◆ WHAT TO PRODUCE
Return each line of the records holding the string "организации".
==== SOURCE RECORDS ====
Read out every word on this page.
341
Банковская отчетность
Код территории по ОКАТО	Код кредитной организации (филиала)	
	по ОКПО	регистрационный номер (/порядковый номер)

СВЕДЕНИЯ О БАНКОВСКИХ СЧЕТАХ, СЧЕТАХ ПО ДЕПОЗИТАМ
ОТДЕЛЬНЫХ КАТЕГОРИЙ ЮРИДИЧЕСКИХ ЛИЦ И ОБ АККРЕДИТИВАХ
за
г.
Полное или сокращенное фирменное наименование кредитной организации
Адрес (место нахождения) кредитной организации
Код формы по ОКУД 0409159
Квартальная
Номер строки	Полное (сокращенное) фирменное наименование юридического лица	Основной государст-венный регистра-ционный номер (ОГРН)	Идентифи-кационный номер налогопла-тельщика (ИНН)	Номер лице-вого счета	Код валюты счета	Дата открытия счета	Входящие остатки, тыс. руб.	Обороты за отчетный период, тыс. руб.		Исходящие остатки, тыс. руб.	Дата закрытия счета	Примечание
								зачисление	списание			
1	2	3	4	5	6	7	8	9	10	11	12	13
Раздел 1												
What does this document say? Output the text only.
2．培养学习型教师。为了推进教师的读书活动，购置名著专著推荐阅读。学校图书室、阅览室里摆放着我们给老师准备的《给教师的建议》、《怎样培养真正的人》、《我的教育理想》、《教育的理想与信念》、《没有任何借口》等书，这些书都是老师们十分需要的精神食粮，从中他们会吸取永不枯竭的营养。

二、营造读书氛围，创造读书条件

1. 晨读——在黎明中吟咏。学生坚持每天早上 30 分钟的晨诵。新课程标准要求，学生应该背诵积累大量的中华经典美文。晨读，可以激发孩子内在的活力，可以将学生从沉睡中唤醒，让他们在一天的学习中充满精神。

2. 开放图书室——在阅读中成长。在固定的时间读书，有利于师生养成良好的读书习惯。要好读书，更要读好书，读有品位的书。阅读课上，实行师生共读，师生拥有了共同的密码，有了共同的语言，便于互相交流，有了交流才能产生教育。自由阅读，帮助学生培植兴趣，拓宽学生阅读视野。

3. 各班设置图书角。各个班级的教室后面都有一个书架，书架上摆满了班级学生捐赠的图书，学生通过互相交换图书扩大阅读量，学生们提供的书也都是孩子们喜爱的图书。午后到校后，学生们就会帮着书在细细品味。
====
◆ EXERCISE SOLUTION
Код территории по ОКАТО	Код кредитной организации (филиала)	
Полное или сокращенное фирменное наименование кредитной организации
Адрес (место нахождения) кредитной организации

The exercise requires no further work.